#### Task requirements:
Copy the data exactly as it appears, and do not include any pictures.

+++ Data rows

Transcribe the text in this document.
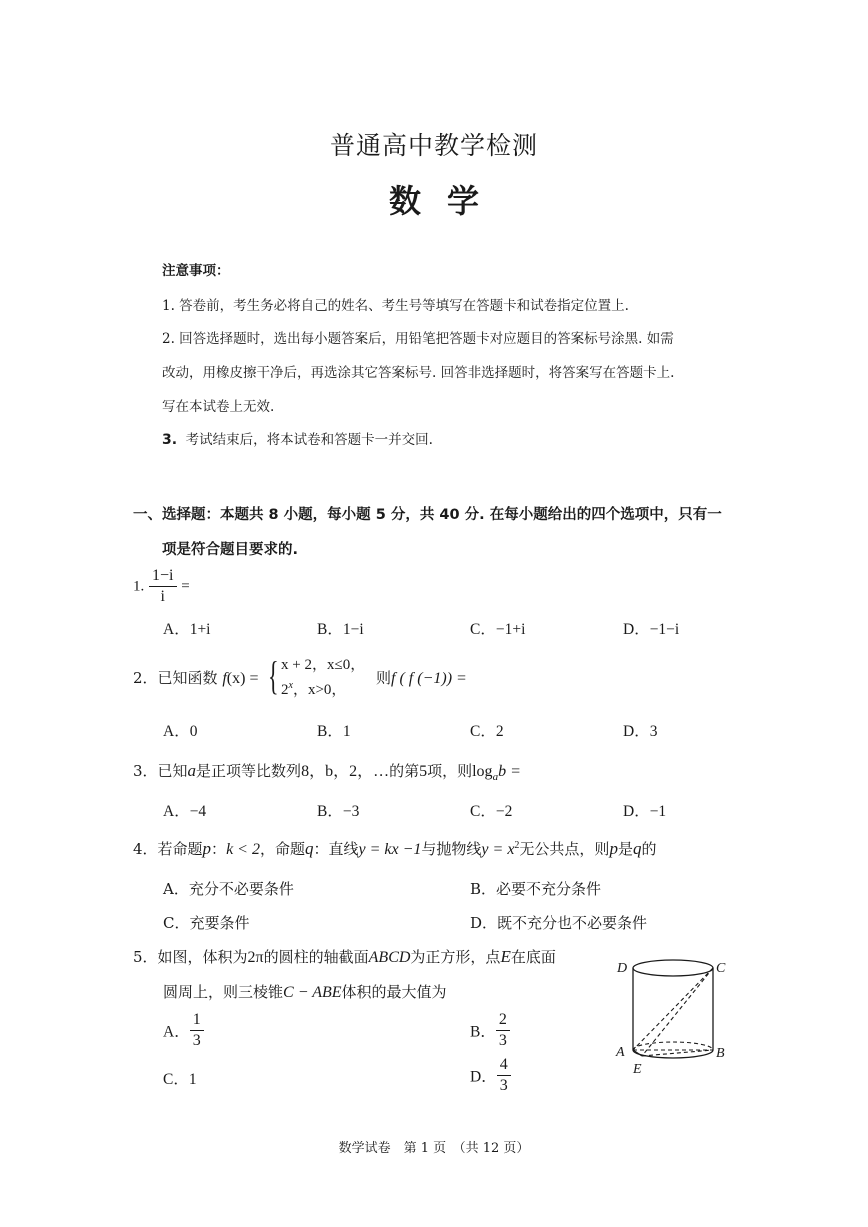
普通高中教学检测
数学
注意事项：
1. 答卷前，考生务必将自己的姓名、考生号等填写在答题卡和试卷指定位置上.
2. 回答选择题时，选出每小题答案后，用铅笔把答题卡对应题目的答案标号涂黑. 如需
改动，用橡皮擦干净后，再选涂其它答案标号. 回答非选择题时，将答案写在答题卡上.
写在本试卷上无效.
3. 考试结束后，将本试卷和答题卡一并交回.
一、选择题：本题共 8 小题，每小题 5 分，共 40 分. 在每小题给出的四个选项中，只有一
项是符合题目要求的.
1. $\frac{1-i}{i}$ =
A．1+i	B．1−i	C．−1+i	D．−1−i
2．已知函数 f(x) = { x + 2，x≤0，
2$^x$，x>0，
则f ( f (−1)) =
A．0	B．1	C．2	D．3
3．已知a是正项等比数列8，b，2，…的第5项，则$\log_ab$ =
A．−4	B．−3	C．−2	D．−1
4．若命题p：k < 2，命题q：直线y = kx −1与抛物线$y = x^2$无公共点，则p是q的
A．充分不必要条件	B．必要不充分条件
C．充要条件	D．既不充分也不必要条件
5．如图，体积为2π的圆柱的轴截面ABCD为正方形，点E在底面
圆周上，则三棱锥C − ABE体积的最大值为
A． $\frac{1}{3}$	B． $\frac{2}{3}$
C．1	D． $\frac{4}{3}$
D	C
A	B
E
数学试卷　第 1 页　（共 12 页）
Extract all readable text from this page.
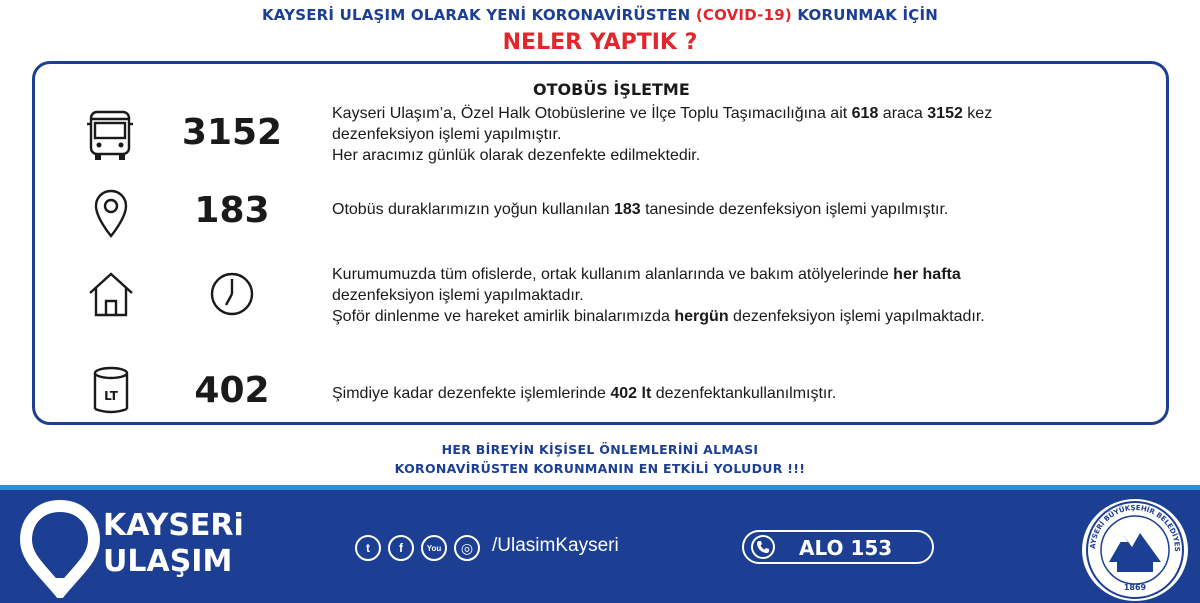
KAYSERİ ULAŞIM OLARAK YENİ KORONAVİRÜSTEN (COVID-19) KORUNMAK İÇİN
NELER YAPTIK ?
OTOBÜS İŞLETME
3152	Kayseri Ulaşım’a, Özel Halk Otobüslerine ve İlçe Toplu Taşımacılığına ait 618 araca 3152 kez
dezenfeksiyon işlemi yapılmıştır.
Her aracımız günlük olarak dezenfekte edilmektedir.
183	Otobüs duraklarımızın yoğun kullanılan 183 tanesinde dezenfeksiyon işlemi yapılmıştır.
Kurumumuzda tüm ofislerde, ortak kullanım alanlarında ve bakım atölyelerinde her hafta
dezenfeksiyon işlemi yapılmaktadır.
Şoför dinlenme ve hareket amirlik binalarımızda hergün dezenfeksiyon işlemi yapılmaktadır.
LT	402	Şimdiye kadar dezenfekte işlemlerinde 402 lt dezenfektankullanılmıştır.
HER BİREYİN KİŞİSEL ÖNLEMLERİNİ ALMASI
KORONAVİRÜSTEN KORUNMANIN EN ETKİLİ YOLUDUR !!!
KAYSERi
ULAŞIM	t	f	You	◎ /UlasimKayseri	ALO 153	AYSERİ BÜYÜKŞEHİR BELEDİYES
1869
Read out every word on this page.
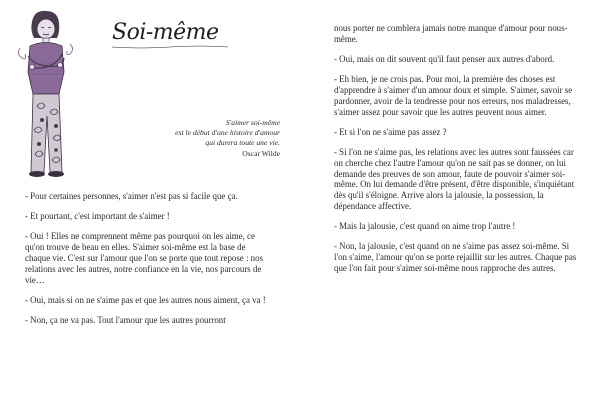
Soi-même
S'aimer soi-même
est le début d'une histoire d'amour
qui durera toute une vie.
Oscar Wilde

- Pour certaines personnes, s'aimer n'est pas si facile que ça.

- Et pourtant, c'est important de s'aimer !

- Oui ! Elles ne comprennent même pas pourquoi on les aime, ce qu'on trouve de beau en elles. S'aimer soi-même est la base de chaque vie. C'est sur l'amour que l'on se porte que tout repose : nos relations avec les autres, notre confiance en la vie, nos parcours de vie…

- Oui, mais si on ne s'aime pas et que les autres nous aiment, ça va !

- Non, ça ne va pas. Tout l'amour que les autres pourront

nous porter ne comblera jamais notre manque d'amour pour nous-même.

- Oui, mais on dit souvent qu'il faut penser aux autres d'abord.

- Eh bien, je ne crois pas. Pour moi, la première des choses est d'apprendre à s'aimer d'un amour doux et simple. S'aimer, savoir se pardonner, avoir de la tendresse pour nos erreurs, nos maladresses, s'aimer assez pour savoir que les autres peuvent nous aimer.

- Et si l'on ne s'aime pas assez ?

- Si l'on ne s'aime pas, les relations avec les autres sont faussées car on cherche chez l'autre l'amour qu'on ne sait pas se donner, on lui demande des preuves de son amour, faute de pouvoir s'aimer soi-même. On lui demande d'être présent, d'être disponible, s'inquiétant dès qu'il s'éloigne. Arrive alors la jalousie, la possession, la dépendance affective.

- Mais la jalousie, c'est quand on aime trop l'autre !

- Non, la jalousie, c'est quand on ne s'aime pas assez soi-même. Si l'on s'aime, l'amour qu'on se porte rejaillit sur les autres. Chaque pas que l'on fait pour s'aimer soi-même nous rapproche des autres.
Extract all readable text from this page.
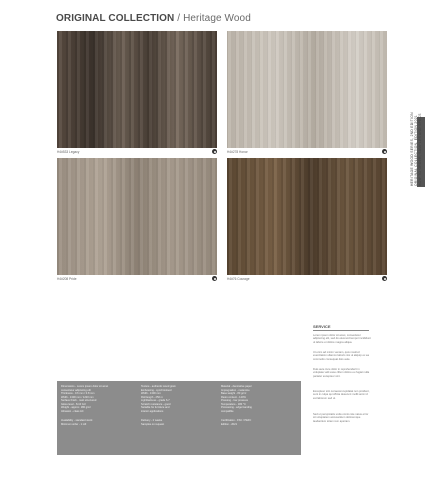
ORIGINAL COLLECTION / Heritage Wood
H4#533 Legacy	H4#278 Honor
H4#208 Pride	H4#76 Courage
HERITAGE WOOD SERIES, 2ND EDITION ORIGINAL COLLECTION, EDITION 2021 HOW TO ORDER, SAMPLES AND SPECS
SERVICE
Lorem ipsum dolor sit amet, consectetur adipiscing elit, sed do eiusmod tempor incididunt ut labore et dolore magna aliqua.
Ut enim ad minim veniam, quis nostrud exercitation ullamco laboris nisi ut aliquip ex ea commodo consequat duis aute.
Duis aute irure dolor in reprehenderit in voluptate velit esse cillum dolore eu fugiat nulla pariatur excepteur sint.
Excepteur sint occaecat cupidatat non proident, sunt in culpa qui officia deserunt mollit anim id est laborum sed ut.
Sed ut perspiciatis unde omnis iste natus error sit voluptatem accusantium doloremque laudantium totam rem aperiam.
Dimensions - Lorem ipsum dolor sit amet
consectetur adipiscing elit
Thickness - 0.6 mm / 0.8 mm
Width - 1300 mm / 1220 mm
Surface finish - matt structured
Gloss level - 8-10 GU
Weight - approx. 180 g/m²
Abrasion - class AC
Availability - standard stock
Minimum order - 1 roll
Texture - authentic wood grain
Embossing - synchronised
Width - 1300 mm
Roll length - 250 m
Lightfastness - grade 6-7
Scratch resistance - good
Suitable for furniture and
interior applications
Delivery - 2 weeks
Samples on request
Material - decorative paper
Impregnation - melamine
Base weight - 80 g/m²
Resin content - 120%
Pressing - low pressure
Temperature - 180 °C
Processing - edge banding
compatible
Certification - FSC / PEFC
Edition - 2021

++++++

#### Solution for this problem:
Transcribe the text in this document.
普通高中教学检测
数学
注意事项：
1. 答卷前，考生务必将自己的姓名、考生号等填写在答题卡和试卷指定位置上.
2. 回答选择题时，选出每小题答案后，用铅笔把答题卡对应题目的答案标号涂黑. 如需
改动，用橡皮擦干净后，再选涂其它答案标号. 回答非选择题时，将答案写在答题卡上.
写在本试卷上无效.
3. 考试结束后，将本试卷和答题卡一并交回.
一、选择题：本题共 8 小题，每小题 5 分，共 40 分. 在每小题给出的四个选项中，只有一
项是符合题目要求的.
1. $\frac{1-i}{i}$ =
A．1+i	B．1−i	C．−1+i	D．−1−i
2．已知函数 f(x) = { x + 2，x≤0，
2$^x$，x>0，
则f ( f (−1)) =
A．0	B．1	C．2	D．3
3．已知a是正项等比数列8，b，2，…的第5项，则$\log_ab$ =
A．−4	B．−3	C．−2	D．−1
4．若命题p：k < 2，命题q：直线y = kx −1与抛物线$y = x^2$无公共点，则p是q的
A．充分不必要条件	B．必要不充分条件
C．充要条件	D．既不充分也不必要条件
5．如图，体积为2π的圆柱的轴截面ABCD为正方形，点E在底面
圆周上，则三棱锥C − ABE体积的最大值为
A． $\frac{1}{3}$	B． $\frac{2}{3}$
C．1	D． $\frac{4}{3}$
D	C
A	B
E
数学试卷　第 1 页　（共 12 页）
Extract all readable text from this page.
KAYSERİ ULAŞIM OLARAK YENİ KORONAVİRÜSTEN (COVID-19) KORUNMAK İÇİN
NELER YAPTIK ?
OTOBÜS İŞLETME
3152	Kayseri Ulaşım’a, Özel Halk Otobüslerine ve İlçe Toplu Taşımacılığına ait 618 araca 3152 kez
dezenfeksiyon işlemi yapılmıştır.
Her aracımız günlük olarak dezenfekte edilmektedir.
183	Otobüs duraklarımızın yoğun kullanılan 183 tanesinde dezenfeksiyon işlemi yapılmıştır.
Kurumumuzda tüm ofislerde, ortak kullanım alanlarında ve bakım atölyelerinde her hafta
dezenfeksiyon işlemi yapılmaktadır.
Şoför dinlenme ve hareket amirlik binalarımızda hergün dezenfeksiyon işlemi yapılmaktadır.
LT	402	Şimdiye kadar dezenfekte işlemlerinde 402 lt dezenfektankullanılmıştır.
HER BİREYİN KİŞİSEL ÖNLEMLERİNİ ALMASI
KORONAVİRÜSTEN KORUNMANIN EN ETKİLİ YOLUDUR !!!
KAYSERi
ULAŞIM	t	f	You	◎ /UlasimKayseri	ALO 153	AYSERİ BÜYÜKŞEHİR BELEDİYES
1869
Read out every word on this page.
Soi-même
S'aimer soi-même
est le début d'une histoire d'amour
qui durera toute une vie.
Oscar Wilde

- Pour certaines personnes, s'aimer n'est pas si facile que ça.

- Et pourtant, c'est important de s'aimer !

- Oui ! Elles ne comprennent même pas pourquoi on les aime, ce qu'on trouve de beau en elles. S'aimer soi-même est la base de chaque vie. C'est sur l'amour que l'on se porte que tout repose : nos relations avec les autres, notre confiance en la vie, nos parcours de vie…

- Oui, mais si on ne s'aime pas et que les autres nous aiment, ça va !

- Non, ça ne va pas. Tout l'amour que les autres pourront

nous porter ne comblera jamais notre manque d'amour pour nous-même.

- Oui, mais on dit souvent qu'il faut penser aux autres d'abord.

- Eh bien, je ne crois pas. Pour moi, la première des choses est d'apprendre à s'aimer d'un amour doux et simple. S'aimer, savoir se pardonner, avoir de la tendresse pour nos erreurs, nos maladresses, s'aimer assez pour savoir que les autres peuvent nous aimer.

- Et si l'on ne s'aime pas assez ?

- Si l'on ne s'aime pas, les relations avec les autres sont faussées car on cherche chez l'autre l'amour qu'on ne sait pas se donner, on lui demande des preuves de son amour, faute de pouvoir s'aimer soi-même. On lui demande d'être présent, d'être disponible, s'inquiétant dès qu'il s'éloigne. Arrive alors la jalousie, la possession, la dépendance affective.

- Mais la jalousie, c'est quand on aime trop l'autre !

- Non, la jalousie, c'est quand on ne s'aime pas assez soi-même. Si l'on s'aime, l'amour qu'on se porte rejaillit sur les autres. Chaque pas que l'on fait pour s'aimer soi-même nous rapproche des autres.
Extract all readable text from this page.
ORIGINAL COLLECTION / Heritage Wood
H4#533 Legacy	H4#278 Honor
H4#208 Pride	H4#76 Courage
HERITAGE WOOD SERIES, 2ND EDITION ORIGINAL COLLECTION, EDITION 2021 HOW TO ORDER, SAMPLES AND SPECS
SERVICE
Lorem ipsum dolor sit amet, consectetur adipiscing elit, sed do eiusmod tempor incididunt ut labore et dolore magna aliqua.
Ut enim ad minim veniam, quis nostrud exercitation ullamco laboris nisi ut aliquip ex ea commodo consequat duis aute.
Duis aute irure dolor in reprehenderit in voluptate velit esse cillum dolore eu fugiat nulla pariatur excepteur sint.
Excepteur sint occaecat cupidatat non proident, sunt in culpa qui officia deserunt mollit anim id est laborum sed ut.
Sed ut perspiciatis unde omnis iste natus error sit voluptatem accusantium doloremque laudantium totam rem aperiam.
Dimensions - Lorem ipsum dolor sit amet
consectetur adipiscing elit
Thickness - 0.6 mm / 0.8 mm
Width - 1300 mm / 1220 mm
Surface finish - matt structured
Gloss level - 8-10 GU
Weight - approx. 180 g/m²
Abrasion - class AC
Availability - standard stock
Minimum order - 1 roll
Texture - authentic wood grain
Embossing - synchronised
Width - 1300 mm
Roll length - 250 m
Lightfastness - grade 6-7
Scratch resistance - good
Suitable for furniture and
interior applications
Delivery - 2 weeks
Samples on request
Material - decorative paper
Impregnation - melamine
Base weight - 80 g/m²
Resin content - 120%
Pressing - low pressure
Temperature - 180 °C
Processing - edge banding
compatible
Certification - FSC / PEFC
Edition - 2021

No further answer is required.